Aim - Give an exact copy of every line, leaving images out.

Task input -
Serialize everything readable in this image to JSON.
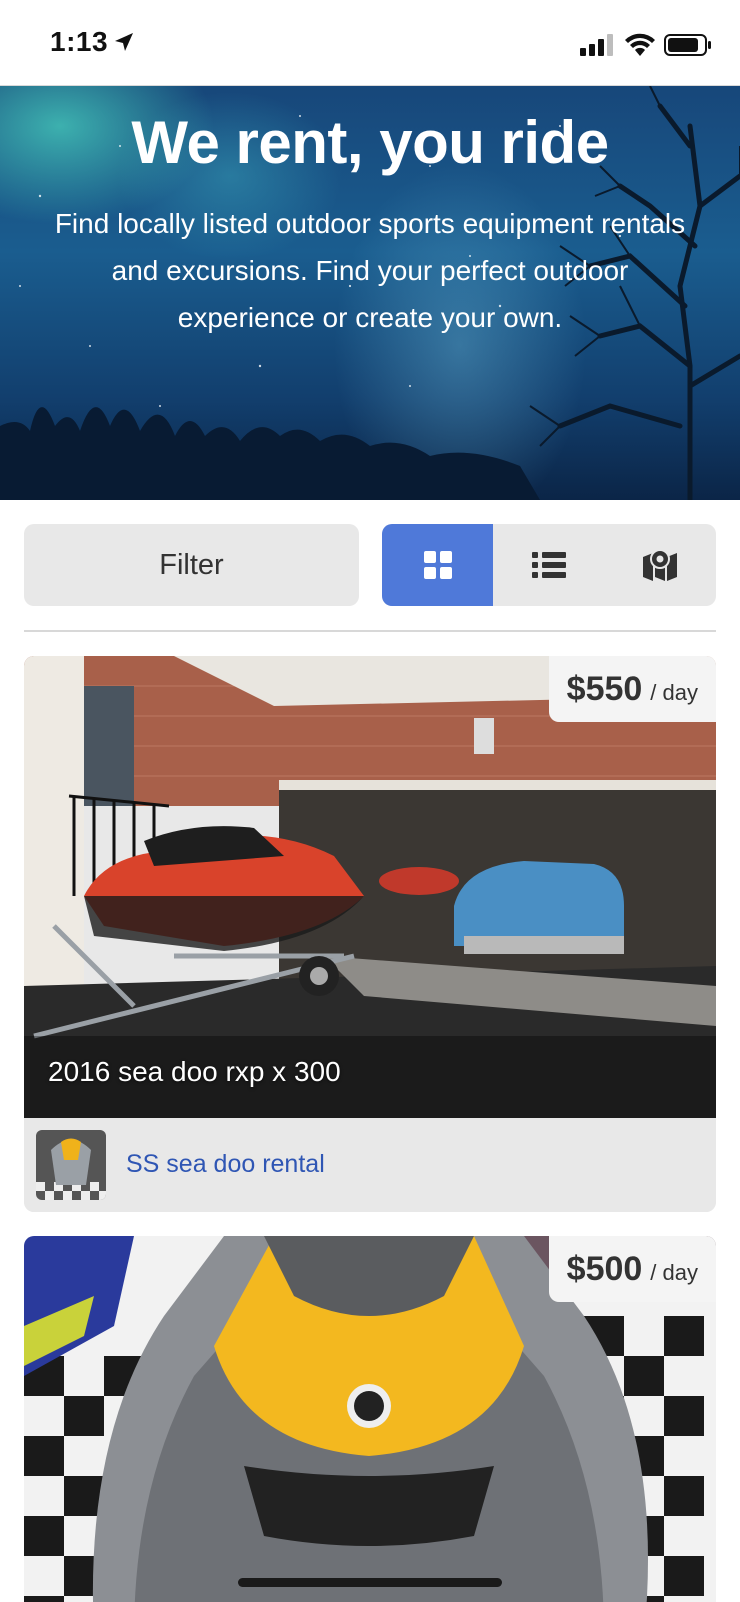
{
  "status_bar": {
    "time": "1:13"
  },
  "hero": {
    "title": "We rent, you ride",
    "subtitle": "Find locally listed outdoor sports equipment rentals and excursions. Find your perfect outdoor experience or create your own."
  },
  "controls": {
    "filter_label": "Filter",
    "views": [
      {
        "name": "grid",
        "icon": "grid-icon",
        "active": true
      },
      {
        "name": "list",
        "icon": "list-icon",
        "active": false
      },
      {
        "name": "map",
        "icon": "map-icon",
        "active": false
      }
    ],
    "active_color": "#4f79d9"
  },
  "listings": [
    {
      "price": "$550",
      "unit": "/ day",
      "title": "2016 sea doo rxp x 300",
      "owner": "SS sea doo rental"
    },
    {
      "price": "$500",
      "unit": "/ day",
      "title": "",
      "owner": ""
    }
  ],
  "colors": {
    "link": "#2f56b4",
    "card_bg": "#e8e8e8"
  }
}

Task response -
Serialize everything readable in this image to JSON.
{
  "status_bar": {
    "time": "1:13"
  },
  "hero": {
    "title": "We rent, you ride",
    "subtitle": "Find locally listed outdoor sports equipment rentals and excursions. Find your perfect outdoor experience or create your own."
  },
  "controls": {
    "filter_label": "Filter",
    "views": [
      {
        "name": "grid",
        "icon": "grid-icon",
        "active": true
      },
      {
        "name": "list",
        "icon": "list-icon",
        "active": false
      },
      {
        "name": "map",
        "icon": "map-icon",
        "active": false
      }
    ],
    "active_color": "#4f79d9"
  },
  "listings": [
    {
      "price": "$550",
      "unit": "/ day",
      "title": "2016 sea doo rxp x 300",
      "owner": "SS sea doo rental"
    },
    {
      "price": "$500",
      "unit": "/ day",
      "title": "",
      "owner": ""
    }
  ],
  "colors": {
    "link": "#2f56b4",
    "card_bg": "#e8e8e8"
  }
}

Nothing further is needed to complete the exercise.